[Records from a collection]

--- START ---

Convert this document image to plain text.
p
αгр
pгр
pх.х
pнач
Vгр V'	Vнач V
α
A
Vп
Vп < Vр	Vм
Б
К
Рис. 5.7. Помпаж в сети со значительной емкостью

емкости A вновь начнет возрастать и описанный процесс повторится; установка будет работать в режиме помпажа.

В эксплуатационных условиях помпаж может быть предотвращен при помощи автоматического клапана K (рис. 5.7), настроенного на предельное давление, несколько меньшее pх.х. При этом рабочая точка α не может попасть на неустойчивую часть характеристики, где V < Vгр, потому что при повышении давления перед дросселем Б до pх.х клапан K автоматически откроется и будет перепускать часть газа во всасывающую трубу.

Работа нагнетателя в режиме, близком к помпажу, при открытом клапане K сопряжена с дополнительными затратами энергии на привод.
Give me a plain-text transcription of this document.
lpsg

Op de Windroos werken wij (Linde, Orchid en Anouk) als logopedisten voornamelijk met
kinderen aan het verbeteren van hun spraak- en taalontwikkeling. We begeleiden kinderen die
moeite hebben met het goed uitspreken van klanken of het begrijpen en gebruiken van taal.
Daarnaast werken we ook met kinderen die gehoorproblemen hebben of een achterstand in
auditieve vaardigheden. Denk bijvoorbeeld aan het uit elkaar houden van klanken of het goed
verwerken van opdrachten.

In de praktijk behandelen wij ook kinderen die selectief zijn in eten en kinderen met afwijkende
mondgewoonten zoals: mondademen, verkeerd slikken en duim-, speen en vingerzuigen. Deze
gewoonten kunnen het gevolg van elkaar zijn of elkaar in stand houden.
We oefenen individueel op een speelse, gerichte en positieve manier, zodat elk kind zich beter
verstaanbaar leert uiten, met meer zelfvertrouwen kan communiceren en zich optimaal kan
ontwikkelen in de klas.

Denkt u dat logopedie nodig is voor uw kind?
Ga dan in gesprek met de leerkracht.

--- END ---

• [What the task asks]: Produce an exact copy of every entry above.

• [The output]:
Convert this document image to plain text.
p
αгр
pгр
pх.х
pнач
Vгр V'	Vнач V
α
A
Vп
Vп < Vр	Vм
Б
К
Рис. 5.7. Помпаж в сети со значительной емкостью

емкости A вновь начнет возрастать и описанный процесс повторится; установка будет работать в режиме помпажа.

В эксплуатационных условиях помпаж может быть предотвращен при помощи автоматического клапана K (рис. 5.7), настроенного на предельное давление, несколько меньшее pх.х. При этом рабочая точка α не может попасть на неустойчивую часть характеристики, где V < Vгр, потому что при повышении давления перед дросселем Б до pх.х клапан K автоматически откроется и будет перепускать часть газа во всасывающую трубу.

Работа нагнетателя в режиме, близком к помпажу, при открытом клапане K сопряжена с дополнительными затратами энергии на привод.
Give me a plain-text transcription of this document.
lpsg

Op de Windroos werken wij (Linde, Orchid en Anouk) als logopedisten voornamelijk met
kinderen aan het verbeteren van hun spraak- en taalontwikkeling. We begeleiden kinderen die
moeite hebben met het goed uitspreken van klanken of het begrijpen en gebruiken van taal.
Daarnaast werken we ook met kinderen die gehoorproblemen hebben of een achterstand in
auditieve vaardigheden. Denk bijvoorbeeld aan het uit elkaar houden van klanken of het goed
verwerken van opdrachten.

In de praktijk behandelen wij ook kinderen die selectief zijn in eten en kinderen met afwijkende
mondgewoonten zoals: mondademen, verkeerd slikken en duim-, speen en vingerzuigen. Deze
gewoonten kunnen het gevolg van elkaar zijn of elkaar in stand houden.
We oefenen individueel op een speelse, gerichte en positieve manier, zodat elk kind zich beter
verstaanbaar leert uiten, met meer zelfvertrouwen kan communiceren en zich optimaal kan
ontwikkelen in de klas.

Denkt u dat logopedie nodig is voor uw kind?
Ga dan in gesprek met de leerkracht.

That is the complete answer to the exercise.